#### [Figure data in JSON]
## Begin

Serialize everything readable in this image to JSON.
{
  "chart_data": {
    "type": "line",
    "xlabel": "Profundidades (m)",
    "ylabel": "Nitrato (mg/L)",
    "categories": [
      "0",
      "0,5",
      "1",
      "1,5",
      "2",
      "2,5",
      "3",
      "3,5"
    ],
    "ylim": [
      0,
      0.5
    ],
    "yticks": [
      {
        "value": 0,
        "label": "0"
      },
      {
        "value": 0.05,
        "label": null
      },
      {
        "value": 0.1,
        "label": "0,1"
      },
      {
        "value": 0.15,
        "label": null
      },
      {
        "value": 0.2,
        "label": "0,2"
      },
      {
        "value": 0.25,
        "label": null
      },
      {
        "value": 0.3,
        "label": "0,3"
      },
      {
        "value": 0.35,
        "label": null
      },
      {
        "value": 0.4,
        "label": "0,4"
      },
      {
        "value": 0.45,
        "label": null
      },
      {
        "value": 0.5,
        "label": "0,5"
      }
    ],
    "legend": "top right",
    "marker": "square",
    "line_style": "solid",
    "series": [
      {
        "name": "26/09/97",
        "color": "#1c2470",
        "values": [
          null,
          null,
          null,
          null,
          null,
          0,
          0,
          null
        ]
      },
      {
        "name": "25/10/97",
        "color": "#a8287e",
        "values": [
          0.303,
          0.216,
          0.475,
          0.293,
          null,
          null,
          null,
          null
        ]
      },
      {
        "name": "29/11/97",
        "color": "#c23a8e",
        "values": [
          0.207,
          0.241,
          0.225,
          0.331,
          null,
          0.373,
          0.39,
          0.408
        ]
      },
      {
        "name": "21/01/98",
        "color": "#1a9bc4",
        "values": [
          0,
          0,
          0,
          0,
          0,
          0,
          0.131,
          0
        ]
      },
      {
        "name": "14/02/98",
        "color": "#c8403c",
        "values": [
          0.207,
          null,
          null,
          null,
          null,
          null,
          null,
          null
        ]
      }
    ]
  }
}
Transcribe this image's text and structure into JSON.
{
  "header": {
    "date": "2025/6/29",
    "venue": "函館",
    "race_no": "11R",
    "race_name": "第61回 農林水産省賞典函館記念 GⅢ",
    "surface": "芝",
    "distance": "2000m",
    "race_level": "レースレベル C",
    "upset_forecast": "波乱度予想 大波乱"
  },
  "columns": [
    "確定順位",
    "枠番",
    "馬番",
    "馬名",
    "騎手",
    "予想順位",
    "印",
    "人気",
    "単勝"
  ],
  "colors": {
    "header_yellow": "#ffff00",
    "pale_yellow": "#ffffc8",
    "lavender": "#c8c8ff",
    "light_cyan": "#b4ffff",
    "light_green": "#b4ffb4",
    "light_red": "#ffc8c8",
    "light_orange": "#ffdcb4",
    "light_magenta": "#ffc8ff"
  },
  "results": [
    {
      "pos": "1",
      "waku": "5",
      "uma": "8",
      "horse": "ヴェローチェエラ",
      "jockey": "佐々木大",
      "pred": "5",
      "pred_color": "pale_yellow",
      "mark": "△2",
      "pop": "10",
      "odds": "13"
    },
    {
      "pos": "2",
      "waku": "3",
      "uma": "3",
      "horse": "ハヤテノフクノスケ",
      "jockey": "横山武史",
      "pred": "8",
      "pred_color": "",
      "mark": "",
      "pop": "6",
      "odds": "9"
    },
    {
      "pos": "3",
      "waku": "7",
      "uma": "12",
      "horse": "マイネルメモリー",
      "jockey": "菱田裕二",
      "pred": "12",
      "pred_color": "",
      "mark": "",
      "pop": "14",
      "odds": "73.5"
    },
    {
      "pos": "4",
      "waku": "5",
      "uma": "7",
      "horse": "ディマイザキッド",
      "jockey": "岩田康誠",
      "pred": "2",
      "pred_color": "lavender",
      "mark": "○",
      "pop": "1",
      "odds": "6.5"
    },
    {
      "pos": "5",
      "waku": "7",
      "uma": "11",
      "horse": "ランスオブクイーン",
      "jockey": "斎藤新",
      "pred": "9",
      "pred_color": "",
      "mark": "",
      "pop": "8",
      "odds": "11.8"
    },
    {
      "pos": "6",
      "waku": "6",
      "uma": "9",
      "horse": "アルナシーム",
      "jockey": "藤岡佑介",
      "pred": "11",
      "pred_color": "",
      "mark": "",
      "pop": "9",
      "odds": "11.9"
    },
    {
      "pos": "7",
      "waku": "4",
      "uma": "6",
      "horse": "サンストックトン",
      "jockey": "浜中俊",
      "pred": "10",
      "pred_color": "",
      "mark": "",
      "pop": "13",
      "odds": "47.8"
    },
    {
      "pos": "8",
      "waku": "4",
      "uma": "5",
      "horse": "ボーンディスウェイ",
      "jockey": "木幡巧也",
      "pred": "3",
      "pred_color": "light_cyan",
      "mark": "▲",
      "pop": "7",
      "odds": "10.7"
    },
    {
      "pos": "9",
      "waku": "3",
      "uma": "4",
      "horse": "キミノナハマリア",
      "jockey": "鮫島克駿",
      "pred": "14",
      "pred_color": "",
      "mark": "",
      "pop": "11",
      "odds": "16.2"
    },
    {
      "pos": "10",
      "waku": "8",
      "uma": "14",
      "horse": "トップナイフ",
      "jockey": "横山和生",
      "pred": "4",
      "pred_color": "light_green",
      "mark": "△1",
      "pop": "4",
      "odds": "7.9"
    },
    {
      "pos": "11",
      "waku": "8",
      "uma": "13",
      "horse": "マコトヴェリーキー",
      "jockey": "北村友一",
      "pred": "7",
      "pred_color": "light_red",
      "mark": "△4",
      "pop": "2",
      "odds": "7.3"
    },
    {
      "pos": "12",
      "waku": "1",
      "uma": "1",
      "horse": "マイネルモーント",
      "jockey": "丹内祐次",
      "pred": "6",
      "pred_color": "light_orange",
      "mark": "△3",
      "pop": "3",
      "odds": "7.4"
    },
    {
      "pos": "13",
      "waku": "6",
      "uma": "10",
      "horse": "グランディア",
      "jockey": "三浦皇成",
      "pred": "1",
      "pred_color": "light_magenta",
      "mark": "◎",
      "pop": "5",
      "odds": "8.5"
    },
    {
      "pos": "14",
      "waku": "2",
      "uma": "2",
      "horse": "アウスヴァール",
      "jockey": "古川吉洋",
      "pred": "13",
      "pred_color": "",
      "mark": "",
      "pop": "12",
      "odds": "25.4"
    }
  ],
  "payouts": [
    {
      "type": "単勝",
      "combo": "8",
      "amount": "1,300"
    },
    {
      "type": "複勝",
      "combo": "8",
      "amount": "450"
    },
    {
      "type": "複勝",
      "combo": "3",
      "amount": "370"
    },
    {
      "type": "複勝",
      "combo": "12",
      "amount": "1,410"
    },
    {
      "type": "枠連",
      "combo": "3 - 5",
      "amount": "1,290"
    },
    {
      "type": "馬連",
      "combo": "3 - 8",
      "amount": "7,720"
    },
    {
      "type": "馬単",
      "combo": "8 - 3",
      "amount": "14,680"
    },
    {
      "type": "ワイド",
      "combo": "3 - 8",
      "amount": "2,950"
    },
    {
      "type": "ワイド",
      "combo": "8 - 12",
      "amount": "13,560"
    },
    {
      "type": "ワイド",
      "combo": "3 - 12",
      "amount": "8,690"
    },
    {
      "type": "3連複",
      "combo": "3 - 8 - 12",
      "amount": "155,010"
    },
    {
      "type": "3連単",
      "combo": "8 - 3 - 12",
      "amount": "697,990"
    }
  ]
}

## End

#### [REQUEST]
From the entries above, return each line with the word "combo" in it.

#### [THE SOLUTION]
      "combo": "8",
      "combo": "8",
      "combo": "3",
      "combo": "12",
      "combo": "3 - 5",
      "combo": "3 - 8",
      "combo": "8 - 3",
      "combo": "3 - 8",
      "combo": "8 - 12",
      "combo": "3 - 12",
      "combo": "3 - 8 - 12",
      "combo": "8 - 3 - 12",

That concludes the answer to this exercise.